* _Exercise objective_
Exact reproduction is required for all entries.

Figure data in JSON:
━━━━━━━━━━━━━━━━━━━━━━━━━━━━━━

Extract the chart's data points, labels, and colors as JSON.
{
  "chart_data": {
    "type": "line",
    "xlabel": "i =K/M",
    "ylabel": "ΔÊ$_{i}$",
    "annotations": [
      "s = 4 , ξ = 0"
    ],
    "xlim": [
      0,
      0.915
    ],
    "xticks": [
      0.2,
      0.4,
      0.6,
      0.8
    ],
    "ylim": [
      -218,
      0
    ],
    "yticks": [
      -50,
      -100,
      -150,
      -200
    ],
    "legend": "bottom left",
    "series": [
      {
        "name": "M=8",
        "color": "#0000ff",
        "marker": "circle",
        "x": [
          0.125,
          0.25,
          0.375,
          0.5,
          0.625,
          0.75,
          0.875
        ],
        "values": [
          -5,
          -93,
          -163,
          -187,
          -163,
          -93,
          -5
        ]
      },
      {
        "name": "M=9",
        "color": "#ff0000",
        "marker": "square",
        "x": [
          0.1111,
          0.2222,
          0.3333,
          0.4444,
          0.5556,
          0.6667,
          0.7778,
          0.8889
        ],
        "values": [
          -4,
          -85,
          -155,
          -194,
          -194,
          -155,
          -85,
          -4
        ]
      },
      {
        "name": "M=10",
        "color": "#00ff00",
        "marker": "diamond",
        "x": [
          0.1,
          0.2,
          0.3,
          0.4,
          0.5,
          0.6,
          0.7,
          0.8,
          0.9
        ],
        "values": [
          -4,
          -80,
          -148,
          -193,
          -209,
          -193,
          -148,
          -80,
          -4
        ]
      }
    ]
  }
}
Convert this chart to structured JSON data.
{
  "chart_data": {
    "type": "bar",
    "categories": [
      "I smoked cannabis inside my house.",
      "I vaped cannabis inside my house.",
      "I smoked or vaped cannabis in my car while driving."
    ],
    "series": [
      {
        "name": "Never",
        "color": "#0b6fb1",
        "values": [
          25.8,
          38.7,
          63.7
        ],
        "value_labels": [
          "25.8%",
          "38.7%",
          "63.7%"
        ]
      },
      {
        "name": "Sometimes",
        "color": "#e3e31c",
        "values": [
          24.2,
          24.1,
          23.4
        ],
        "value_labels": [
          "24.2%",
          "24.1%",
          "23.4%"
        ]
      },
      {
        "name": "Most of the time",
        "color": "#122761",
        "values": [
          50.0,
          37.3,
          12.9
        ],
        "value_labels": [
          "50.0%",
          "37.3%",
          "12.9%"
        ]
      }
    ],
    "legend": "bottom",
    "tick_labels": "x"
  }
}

━━━━━━━━━━━━━━━━━━━━━━━━━━━━━━

* _Result_
Extract the chart's data points, labels, and colors as JSON.
{
  "chart_data": {
    "type": "line",
    "xlabel": "i =K/M",
    "ylabel": "ΔÊ$_{i}$",
    "annotations": [
      "s = 4 , ξ = 0"
    ],
    "xlim": [
      0,
      0.915
    ],
    "xticks": [
      0.2,
      0.4,
      0.6,
      0.8
    ],
    "ylim": [
      -218,
      0
    ],
    "yticks": [
      -50,
      -100,
      -150,
      -200
    ],
    "legend": "bottom left",
    "series": [
      {
        "name": "M=8",
        "color": "#0000ff",
        "marker": "circle",
        "x": [
          0.125,
          0.25,
          0.375,
          0.5,
          0.625,
          0.75,
          0.875
        ],
        "values": [
          -5,
          -93,
          -163,
          -187,
          -163,
          -93,
          -5
        ]
      },
      {
        "name": "M=9",
        "color": "#ff0000",
        "marker": "square",
        "x": [
          0.1111,
          0.2222,
          0.3333,
          0.4444,
          0.5556,
          0.6667,
          0.7778,
          0.8889
        ],
        "values": [
          -4,
          -85,
          -155,
          -194,
          -194,
          -155,
          -85,
          -4
        ]
      },
      {
        "name": "M=10",
        "color": "#00ff00",
        "marker": "diamond",
        "x": [
          0.1,
          0.2,
          0.3,
          0.4,
          0.5,
          0.6,
          0.7,
          0.8,
          0.9
        ],
        "values": [
          -4,
          -80,
          -148,
          -193,
          -209,
          -193,
          -148,
          -80,
          -4
        ]
      }
    ]
  }
}
Convert this chart to structured JSON data.
{
  "chart_data": {
    "type": "bar",
    "categories": [
      "I smoked cannabis inside my house.",
      "I vaped cannabis inside my house.",
      "I smoked or vaped cannabis in my car while driving."
    ],
    "series": [
      {
        "name": "Never",
        "color": "#0b6fb1",
        "values": [
          25.8,
          38.7,
          63.7
        ],
        "value_labels": [
          "25.8%",
          "38.7%",
          "63.7%"
        ]
      },
      {
        "name": "Sometimes",
        "color": "#e3e31c",
        "values": [
          24.2,
          24.1,
          23.4
        ],
        "value_labels": [
          "24.2%",
          "24.1%",
          "23.4%"
        ]
      },
      {
        "name": "Most of the time",
        "color": "#122761",
        "values": [
          50.0,
          37.3,
          12.9
        ],
        "value_labels": [
          "50.0%",
          "37.3%",
          "12.9%"
        ]
      }
    ],
    "legend": "bottom",
    "tick_labels": "x"
  }
}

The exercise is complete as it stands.